__Problem to solve__.
Would you set down every entry shown below, precisely as written?
------ Listing
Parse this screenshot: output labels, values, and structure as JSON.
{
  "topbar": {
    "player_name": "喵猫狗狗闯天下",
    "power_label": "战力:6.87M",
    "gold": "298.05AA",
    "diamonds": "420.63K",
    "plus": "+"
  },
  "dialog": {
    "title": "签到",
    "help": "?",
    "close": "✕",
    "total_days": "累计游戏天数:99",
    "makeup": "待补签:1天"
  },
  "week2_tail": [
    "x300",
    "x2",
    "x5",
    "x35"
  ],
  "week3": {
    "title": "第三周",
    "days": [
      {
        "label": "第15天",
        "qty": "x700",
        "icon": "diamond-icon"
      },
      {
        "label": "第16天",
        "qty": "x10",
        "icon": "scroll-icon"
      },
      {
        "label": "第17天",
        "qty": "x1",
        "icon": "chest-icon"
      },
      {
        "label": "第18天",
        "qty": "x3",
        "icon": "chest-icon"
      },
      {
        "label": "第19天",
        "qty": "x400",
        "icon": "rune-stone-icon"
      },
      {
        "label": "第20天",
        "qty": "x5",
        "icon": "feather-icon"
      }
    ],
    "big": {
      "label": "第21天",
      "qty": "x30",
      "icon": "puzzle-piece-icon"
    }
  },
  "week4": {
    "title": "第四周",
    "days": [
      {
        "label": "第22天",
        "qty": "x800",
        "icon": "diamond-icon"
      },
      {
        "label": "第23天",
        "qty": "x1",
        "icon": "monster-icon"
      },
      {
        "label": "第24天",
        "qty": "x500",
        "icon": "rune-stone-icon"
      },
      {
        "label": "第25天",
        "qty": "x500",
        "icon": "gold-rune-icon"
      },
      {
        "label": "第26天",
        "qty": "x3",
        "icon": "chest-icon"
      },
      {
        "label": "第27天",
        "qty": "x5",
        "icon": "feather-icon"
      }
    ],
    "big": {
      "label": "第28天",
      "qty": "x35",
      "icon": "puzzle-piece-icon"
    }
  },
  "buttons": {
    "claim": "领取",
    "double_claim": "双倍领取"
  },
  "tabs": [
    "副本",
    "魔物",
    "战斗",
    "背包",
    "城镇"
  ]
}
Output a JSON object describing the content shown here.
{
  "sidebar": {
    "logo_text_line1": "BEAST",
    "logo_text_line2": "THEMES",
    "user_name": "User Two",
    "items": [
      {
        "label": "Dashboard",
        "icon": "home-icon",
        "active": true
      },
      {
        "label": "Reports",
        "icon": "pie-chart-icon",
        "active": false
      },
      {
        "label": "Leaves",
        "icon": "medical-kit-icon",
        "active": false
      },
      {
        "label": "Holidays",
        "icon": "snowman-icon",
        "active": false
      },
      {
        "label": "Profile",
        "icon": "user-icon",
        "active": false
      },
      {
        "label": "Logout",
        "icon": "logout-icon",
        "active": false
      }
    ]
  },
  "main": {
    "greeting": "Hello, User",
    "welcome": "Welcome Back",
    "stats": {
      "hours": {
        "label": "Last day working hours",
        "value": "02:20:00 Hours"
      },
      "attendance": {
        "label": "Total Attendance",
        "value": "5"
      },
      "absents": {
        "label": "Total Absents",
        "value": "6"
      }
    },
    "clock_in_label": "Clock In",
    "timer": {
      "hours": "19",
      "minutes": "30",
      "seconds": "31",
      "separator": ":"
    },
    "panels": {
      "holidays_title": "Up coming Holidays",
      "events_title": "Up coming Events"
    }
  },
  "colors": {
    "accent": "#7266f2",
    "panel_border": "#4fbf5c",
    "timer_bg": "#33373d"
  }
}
------------
__Task output__.
Parse this screenshot: output labels, values, and structure as JSON.
{
  "topbar": {
    "player_name": "喵猫狗狗闯天下",
    "power_label": "战力:6.87M",
    "gold": "298.05AA",
    "diamonds": "420.63K",
    "plus": "+"
  },
  "dialog": {
    "title": "签到",
    "help": "?",
    "close": "✕",
    "total_days": "累计游戏天数:99",
    "makeup": "待补签:1天"
  },
  "week2_tail": [
    "x300",
    "x2",
    "x5",
    "x35"
  ],
  "week3": {
    "title": "第三周",
    "days": [
      {
        "label": "第15天",
        "qty": "x700",
        "icon": "diamond-icon"
      },
      {
        "label": "第16天",
        "qty": "x10",
        "icon": "scroll-icon"
      },
      {
        "label": "第17天",
        "qty": "x1",
        "icon": "chest-icon"
      },
      {
        "label": "第18天",
        "qty": "x3",
        "icon": "chest-icon"
      },
      {
        "label": "第19天",
        "qty": "x400",
        "icon": "rune-stone-icon"
      },
      {
        "label": "第20天",
        "qty": "x5",
        "icon": "feather-icon"
      }
    ],
    "big": {
      "label": "第21天",
      "qty": "x30",
      "icon": "puzzle-piece-icon"
    }
  },
  "week4": {
    "title": "第四周",
    "days": [
      {
        "label": "第22天",
        "qty": "x800",
        "icon": "diamond-icon"
      },
      {
        "label": "第23天",
        "qty": "x1",
        "icon": "monster-icon"
      },
      {
        "label": "第24天",
        "qty": "x500",
        "icon": "rune-stone-icon"
      },
      {
        "label": "第25天",
        "qty": "x500",
        "icon": "gold-rune-icon"
      },
      {
        "label": "第26天",
        "qty": "x3",
        "icon": "chest-icon"
      },
      {
        "label": "第27天",
        "qty": "x5",
        "icon": "feather-icon"
      }
    ],
    "big": {
      "label": "第28天",
      "qty": "x35",
      "icon": "puzzle-piece-icon"
    }
  },
  "buttons": {
    "claim": "领取",
    "double_claim": "双倍领取"
  },
  "tabs": [
    "副本",
    "魔物",
    "战斗",
    "背包",
    "城镇"
  ]
}
Output a JSON object describing the content shown here.
{
  "sidebar": {
    "logo_text_line1": "BEAST",
    "logo_text_line2": "THEMES",
    "user_name": "User Two",
    "items": [
      {
        "label": "Dashboard",
        "icon": "home-icon",
        "active": true
      },
      {
        "label": "Reports",
        "icon": "pie-chart-icon",
        "active": false
      },
      {
        "label": "Leaves",
        "icon": "medical-kit-icon",
        "active": false
      },
      {
        "label": "Holidays",
        "icon": "snowman-icon",
        "active": false
      },
      {
        "label": "Profile",
        "icon": "user-icon",
        "active": false
      },
      {
        "label": "Logout",
        "icon": "logout-icon",
        "active": false
      }
    ]
  },
  "main": {
    "greeting": "Hello, User",
    "welcome": "Welcome Back",
    "stats": {
      "hours": {
        "label": "Last day working hours",
        "value": "02:20:00 Hours"
      },
      "attendance": {
        "label": "Total Attendance",
        "value": "5"
      },
      "absents": {
        "label": "Total Absents",
        "value": "6"
      }
    },
    "clock_in_label": "Clock In",
    "timer": {
      "hours": "19",
      "minutes": "30",
      "seconds": "31",
      "separator": ":"
    },
    "panels": {
      "holidays_title": "Up coming Holidays",
      "events_title": "Up coming Events"
    }
  },
  "colors": {
    "accent": "#7266f2",
    "panel_border": "#4fbf5c",
    "timer_bg": "#33373d"
  }
}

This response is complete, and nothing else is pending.